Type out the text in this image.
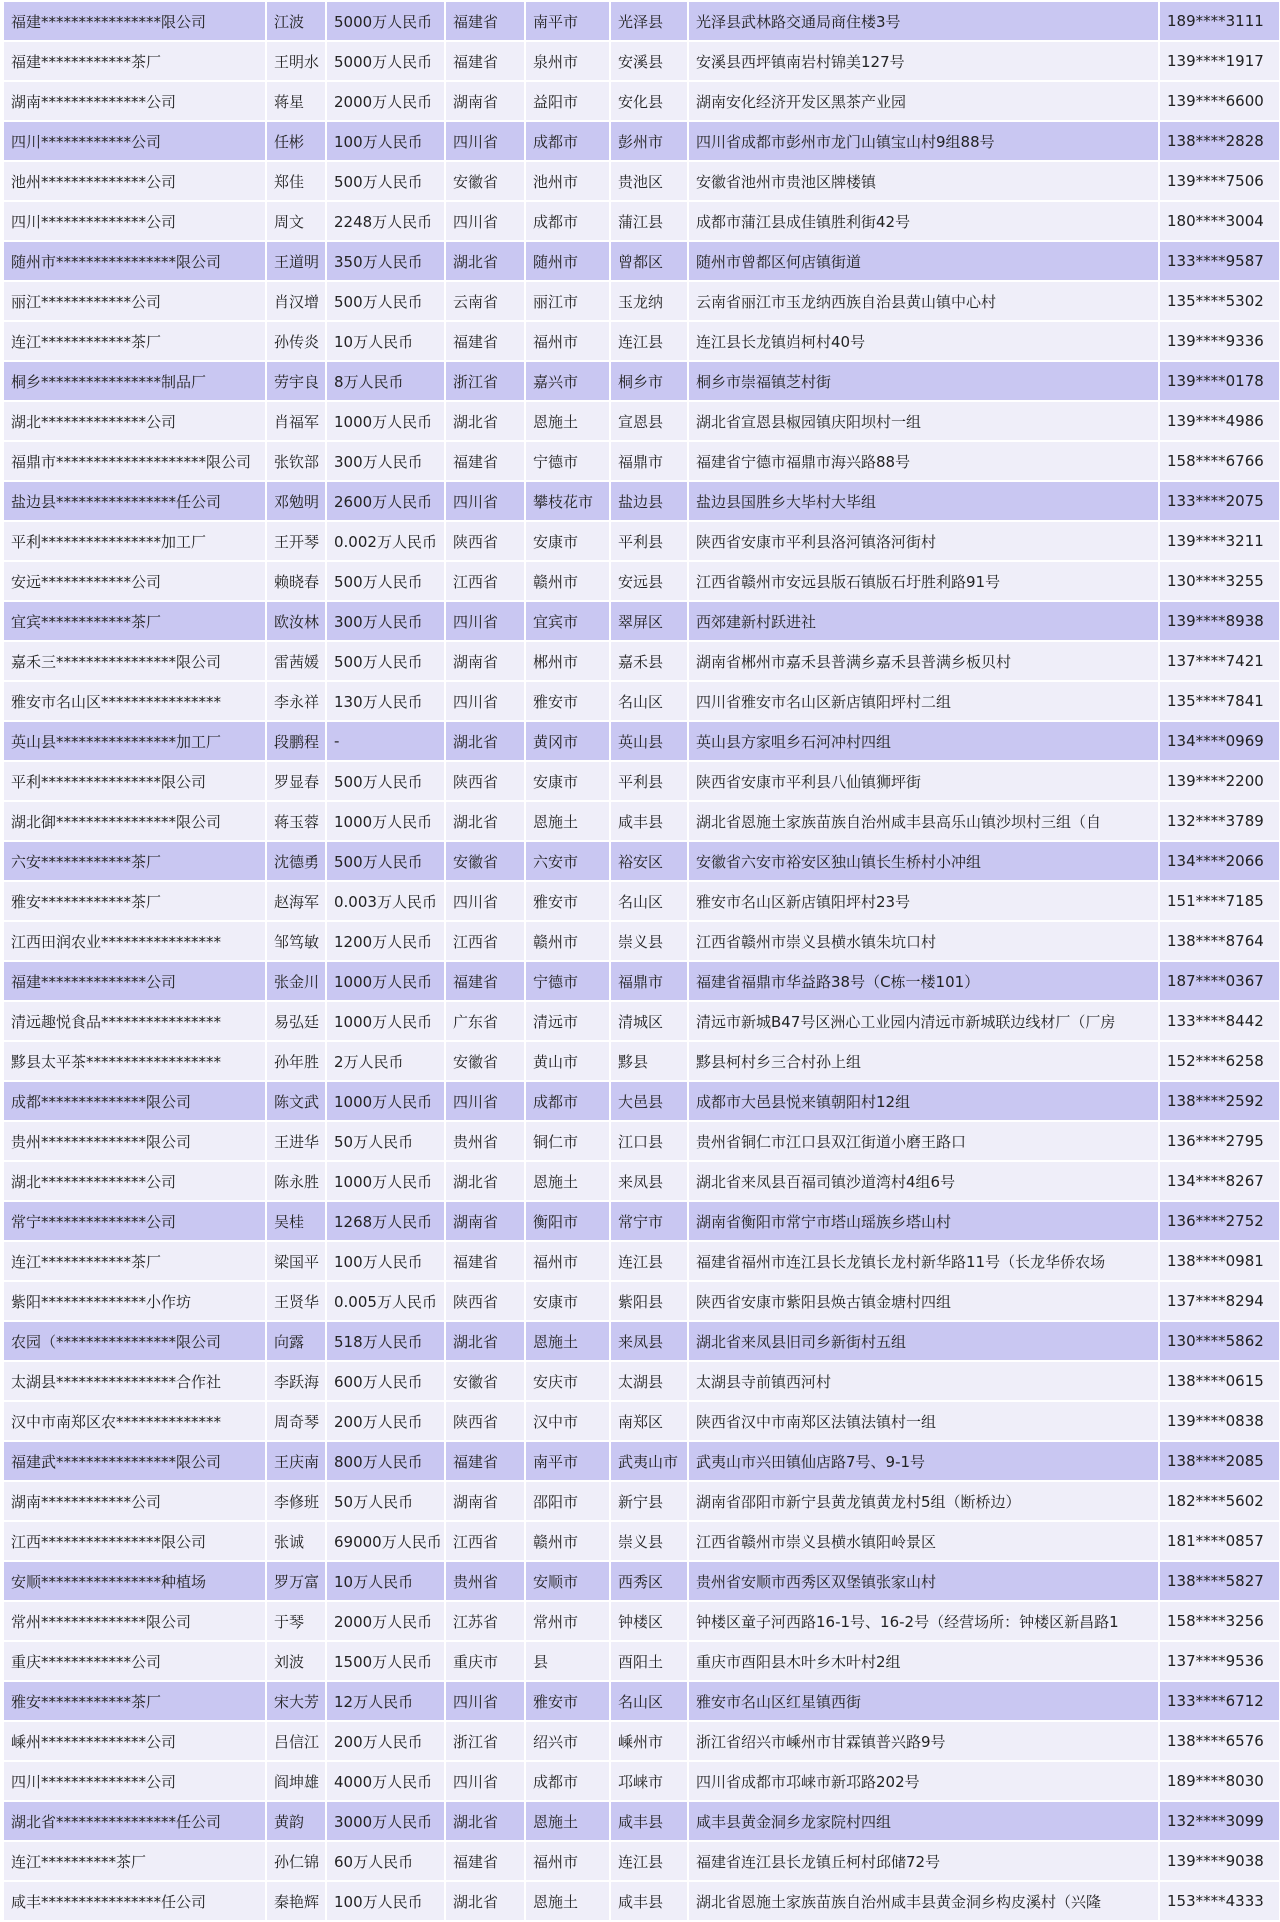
福建****************限公司	江波	5000万人民币	福建省	南平市	光泽县	光泽县武林路交通局商住楼3号	189****3111
福建************茶厂	王明水	5000万人民币	福建省	泉州市	安溪县	安溪县西坪镇南岩村锦美127号	139****1917
湖南**************公司	蒋星	2000万人民币	湖南省	益阳市	安化县	湖南安化经济开发区黑茶产业园	139****6600
四川************公司	任彬	100万人民币	四川省	成都市	彭州市	四川省成都市彭州市龙门山镇宝山村9组88号	138****2828
池州**************公司	郑佳	500万人民币	安徽省	池州市	贵池区	安徽省池州市贵池区牌楼镇	139****7506
四川**************公司	周文	2248万人民币	四川省	成都市	蒲江县	成都市蒲江县成佳镇胜利街42号	180****3004
随州市****************限公司	王道明	350万人民币	湖北省	随州市	曾都区	随州市曾都区何店镇街道	133****9587
丽江************公司	肖汉增	500万人民币	云南省	丽江市	玉龙纳	云南省丽江市玉龙纳西族自治县黄山镇中心村	135****5302
连江************茶厂	孙传炎	10万人民币	福建省	福州市	连江县	连江县长龙镇岿柯村40号	139****9336
桐乡****************制品厂	劳宇良	8万人民币	浙江省	嘉兴市	桐乡市	桐乡市崇福镇芝村街	139****0178
湖北**************公司	肖福军	1000万人民币	湖北省	恩施土	宣恩县	湖北省宣恩县椒园镇庆阳坝村一组	139****4986
福鼎市********************限公司	张钦部	300万人民币	福建省	宁德市	福鼎市	福建省宁德市福鼎市海兴路88号	158****6766
盐边县****************任公司	邓勉明	2600万人民币	四川省	攀枝花市	盐边县	盐边县国胜乡大毕村大毕组	133****2075
平利****************加工厂	王开琴	0.002万人民币	陕西省	安康市	平利县	陕西省安康市平利县洛河镇洛河街村	139****3211
安远************公司	赖晓春	500万人民币	江西省	赣州市	安远县	江西省赣州市安远县版石镇版石圩胜利路91号	130****3255
宜宾************茶厂	欧汝林	300万人民币	四川省	宜宾市	翠屏区	西郊建新村跃进社	139****8938
嘉禾三****************限公司	雷茜媛	500万人民币	湖南省	郴州市	嘉禾县	湖南省郴州市嘉禾县普满乡嘉禾县普满乡板贝村	137****7421
雅安市名山区****************	李永祥	130万人民币	四川省	雅安市	名山区	四川省雅安市名山区新店镇阳坪村二组	135****7841
英山县****************加工厂	段鹏程	-	湖北省	黄冈市	英山县	英山县方家咀乡石河冲村四组	134****0969
平利****************限公司	罗显春	500万人民币	陕西省	安康市	平利县	陕西省安康市平利县八仙镇狮坪街	139****2200
湖北御****************限公司	蒋玉蓉	1000万人民币	湖北省	恩施土	咸丰县	湖北省恩施土家族苗族自治州咸丰县高乐山镇沙坝村三组（自	132****3789
六安************茶厂	沈德勇	500万人民币	安徽省	六安市	裕安区	安徽省六安市裕安区独山镇长生桥村小冲组	134****2066
雅安************茶厂	赵海军	0.003万人民币	四川省	雅安市	名山区	雅安市名山区新店镇阳坪村23号	151****7185
江西田润农业****************	邹笃敏	1200万人民币	江西省	赣州市	崇义县	江西省赣州市崇义县横水镇朱坑口村	138****8764
福建**************公司	张金川	1000万人民币	福建省	宁德市	福鼎市	福建省福鼎市华益路38号（C栋一楼101）	187****0367
清远趣悦食品****************	易弘廷	1000万人民币	广东省	清远市	清城区	清远市新城B47号区洲心工业园内清远市新城联边线材厂（厂房	133****8442
黟县太平茶******************	孙年胜	2万人民币	安徽省	黄山市	黟县	黟县柯村乡三合村孙上组	152****6258
成都**************限公司	陈文武	1000万人民币	四川省	成都市	大邑县	成都市大邑县悦来镇朝阳村12组	138****2592
贵州**************限公司	王进华	50万人民币	贵州省	铜仁市	江口县	贵州省铜仁市江口县双江街道小磨王路口	136****2795
湖北**************公司	陈永胜	1000万人民币	湖北省	恩施土	来凤县	湖北省来凤县百福司镇沙道湾村4组6号	134****8267
常宁**************公司	吴桂	1268万人民币	湖南省	衡阳市	常宁市	湖南省衡阳市常宁市塔山瑶族乡塔山村	136****2752
连江************茶厂	梁国平	100万人民币	福建省	福州市	连江县	福建省福州市连江县长龙镇长龙村新华路11号（长龙华侨农场	138****0981
紫阳**************小作坊	王贤华	0.005万人民币	陕西省	安康市	紫阳县	陕西省安康市紫阳县焕古镇金塘村四组	137****8294
农园（****************限公司	向露	518万人民币	湖北省	恩施土	来凤县	湖北省来凤县旧司乡新街村五组	130****5862
太湖县****************合作社	李跃海	600万人民币	安徽省	安庆市	太湖县	太湖县寺前镇西河村	138****0615
汉中市南郑区农**************	周奇琴	200万人民币	陕西省	汉中市	南郑区	陕西省汉中市南郑区法镇法镇村一组	139****0838
福建武****************限公司	王庆南	800万人民币	福建省	南平市	武夷山市	武夷山市兴田镇仙店路7号、9-1号	138****2085
湖南************公司	李修班	50万人民币	湖南省	邵阳市	新宁县	湖南省邵阳市新宁县黄龙镇黄龙村5组（断桥边）	182****5602
江西****************限公司	张诚	69000万人民币	江西省	赣州市	崇义县	江西省赣州市崇义县横水镇阳岭景区	181****0857
安顺****************种植场	罗万富	10万人民币	贵州省	安顺市	西秀区	贵州省安顺市西秀区双堡镇张家山村	138****5827
常州**************限公司	于琴	2000万人民币	江苏省	常州市	钟楼区	钟楼区童子河西路16-1号、16-2号（经营场所：钟楼区新昌路1	158****3256
重庆************公司	刘波	1500万人民币	重庆市	县	酉阳土	重庆市酉阳县木叶乡木叶村2组	137****9536
雅安************茶厂	宋大芳	12万人民币	四川省	雅安市	名山区	雅安市名山区红星镇西街	133****6712
嵊州**************公司	吕信江	200万人民币	浙江省	绍兴市	嵊州市	浙江省绍兴市嵊州市甘霖镇普兴路9号	138****6576
四川**************公司	阎坤雄	4000万人民币	四川省	成都市	邛崃市	四川省成都市邛崃市新邛路202号	189****8030
湖北省****************任公司	黄韵	3000万人民币	湖北省	恩施土	咸丰县	咸丰县黄金洞乡龙家院村四组	132****3099
连江**********茶厂	孙仁锦	60万人民币	福建省	福州市	连江县	福建省连江县长龙镇丘柯村邱储72号	139****9038
咸丰****************任公司	秦艳辉	100万人民币	湖北省	恩施土	咸丰县	湖北省恩施土家族苗族自治州咸丰县黄金洞乡构皮溪村（兴隆	153****4333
======
TASK OBJECTIVE:
Do not include the images; transcribe the rest of the listing exactly.

OUTPUT OF THE TASK:
Type out the text in this image.
福建****************限公司	江波	5000万人民币	福建省	南平市	光泽县	光泽县武林路交通局商住楼3号	189****3111
福建************茶厂	王明水	5000万人民币	福建省	泉州市	安溪县	安溪县西坪镇南岩村锦美127号	139****1917
湖南**************公司	蒋星	2000万人民币	湖南省	益阳市	安化县	湖南安化经济开发区黑茶产业园	139****6600
四川************公司	任彬	100万人民币	四川省	成都市	彭州市	四川省成都市彭州市龙门山镇宝山村9组88号	138****2828
池州**************公司	郑佳	500万人民币	安徽省	池州市	贵池区	安徽省池州市贵池区牌楼镇	139****7506
四川**************公司	周文	2248万人民币	四川省	成都市	蒲江县	成都市蒲江县成佳镇胜利街42号	180****3004
随州市****************限公司	王道明	350万人民币	湖北省	随州市	曾都区	随州市曾都区何店镇街道	133****9587
丽江************公司	肖汉增	500万人民币	云南省	丽江市	玉龙纳	云南省丽江市玉龙纳西族自治县黄山镇中心村	135****5302
连江************茶厂	孙传炎	10万人民币	福建省	福州市	连江县	连江县长龙镇岿柯村40号	139****9336
桐乡****************制品厂	劳宇良	8万人民币	浙江省	嘉兴市	桐乡市	桐乡市崇福镇芝村街	139****0178
湖北**************公司	肖福军	1000万人民币	湖北省	恩施土	宣恩县	湖北省宣恩县椒园镇庆阳坝村一组	139****4986
福鼎市********************限公司	张钦部	300万人民币	福建省	宁德市	福鼎市	福建省宁德市福鼎市海兴路88号	158****6766
盐边县****************任公司	邓勉明	2600万人民币	四川省	攀枝花市	盐边县	盐边县国胜乡大毕村大毕组	133****2075
平利****************加工厂	王开琴	0.002万人民币	陕西省	安康市	平利县	陕西省安康市平利县洛河镇洛河街村	139****3211
安远************公司	赖晓春	500万人民币	江西省	赣州市	安远县	江西省赣州市安远县版石镇版石圩胜利路91号	130****3255
宜宾************茶厂	欧汝林	300万人民币	四川省	宜宾市	翠屏区	西郊建新村跃进社	139****8938
嘉禾三****************限公司	雷茜媛	500万人民币	湖南省	郴州市	嘉禾县	湖南省郴州市嘉禾县普满乡嘉禾县普满乡板贝村	137****7421
雅安市名山区****************	李永祥	130万人民币	四川省	雅安市	名山区	四川省雅安市名山区新店镇阳坪村二组	135****7841
英山县****************加工厂	段鹏程	-	湖北省	黄冈市	英山县	英山县方家咀乡石河冲村四组	134****0969
平利****************限公司	罗显春	500万人民币	陕西省	安康市	平利县	陕西省安康市平利县八仙镇狮坪街	139****2200
湖北御****************限公司	蒋玉蓉	1000万人民币	湖北省	恩施土	咸丰县	湖北省恩施土家族苗族自治州咸丰县高乐山镇沙坝村三组（自	132****3789
六安************茶厂	沈德勇	500万人民币	安徽省	六安市	裕安区	安徽省六安市裕安区独山镇长生桥村小冲组	134****2066
雅安************茶厂	赵海军	0.003万人民币	四川省	雅安市	名山区	雅安市名山区新店镇阳坪村23号	151****7185
江西田润农业****************	邹笃敏	1200万人民币	江西省	赣州市	崇义县	江西省赣州市崇义县横水镇朱坑口村	138****8764
福建**************公司	张金川	1000万人民币	福建省	宁德市	福鼎市	福建省福鼎市华益路38号（C栋一楼101）	187****0367
清远趣悦食品****************	易弘廷	1000万人民币	广东省	清远市	清城区	清远市新城B47号区洲心工业园内清远市新城联边线材厂（厂房	133****8442
黟县太平茶******************	孙年胜	2万人民币	安徽省	黄山市	黟县	黟县柯村乡三合村孙上组	152****6258
成都**************限公司	陈文武	1000万人民币	四川省	成都市	大邑县	成都市大邑县悦来镇朝阳村12组	138****2592
贵州**************限公司	王进华	50万人民币	贵州省	铜仁市	江口县	贵州省铜仁市江口县双江街道小磨王路口	136****2795
湖北**************公司	陈永胜	1000万人民币	湖北省	恩施土	来凤县	湖北省来凤县百福司镇沙道湾村4组6号	134****8267
常宁**************公司	吴桂	1268万人民币	湖南省	衡阳市	常宁市	湖南省衡阳市常宁市塔山瑶族乡塔山村	136****2752
连江************茶厂	梁国平	100万人民币	福建省	福州市	连江县	福建省福州市连江县长龙镇长龙村新华路11号（长龙华侨农场	138****0981
紫阳**************小作坊	王贤华	0.005万人民币	陕西省	安康市	紫阳县	陕西省安康市紫阳县焕古镇金塘村四组	137****8294
农园（****************限公司	向露	518万人民币	湖北省	恩施土	来凤县	湖北省来凤县旧司乡新街村五组	130****5862
太湖县****************合作社	李跃海	600万人民币	安徽省	安庆市	太湖县	太湖县寺前镇西河村	138****0615
汉中市南郑区农**************	周奇琴	200万人民币	陕西省	汉中市	南郑区	陕西省汉中市南郑区法镇法镇村一组	139****0838
福建武****************限公司	王庆南	800万人民币	福建省	南平市	武夷山市	武夷山市兴田镇仙店路7号、9-1号	138****2085
湖南************公司	李修班	50万人民币	湖南省	邵阳市	新宁县	湖南省邵阳市新宁县黄龙镇黄龙村5组（断桥边）	182****5602
江西****************限公司	张诚	69000万人民币	江西省	赣州市	崇义县	江西省赣州市崇义县横水镇阳岭景区	181****0857
安顺****************种植场	罗万富	10万人民币	贵州省	安顺市	西秀区	贵州省安顺市西秀区双堡镇张家山村	138****5827
常州**************限公司	于琴	2000万人民币	江苏省	常州市	钟楼区	钟楼区童子河西路16-1号、16-2号（经营场所：钟楼区新昌路1	158****3256
重庆************公司	刘波	1500万人民币	重庆市	县	酉阳土	重庆市酉阳县木叶乡木叶村2组	137****9536
雅安************茶厂	宋大芳	12万人民币	四川省	雅安市	名山区	雅安市名山区红星镇西街	133****6712
嵊州**************公司	吕信江	200万人民币	浙江省	绍兴市	嵊州市	浙江省绍兴市嵊州市甘霖镇普兴路9号	138****6576
四川**************公司	阎坤雄	4000万人民币	四川省	成都市	邛崃市	四川省成都市邛崃市新邛路202号	189****8030
湖北省****************任公司	黄韵	3000万人民币	湖北省	恩施土	咸丰县	咸丰县黄金洞乡龙家院村四组	132****3099
连江**********茶厂	孙仁锦	60万人民币	福建省	福州市	连江县	福建省连江县长龙镇丘柯村邱储72号	139****9038
咸丰****************任公司	秦艳辉	100万人民币	湖北省	恩施土	咸丰县	湖北省恩施土家族苗族自治州咸丰县黄金洞乡构皮溪村（兴隆	153****4333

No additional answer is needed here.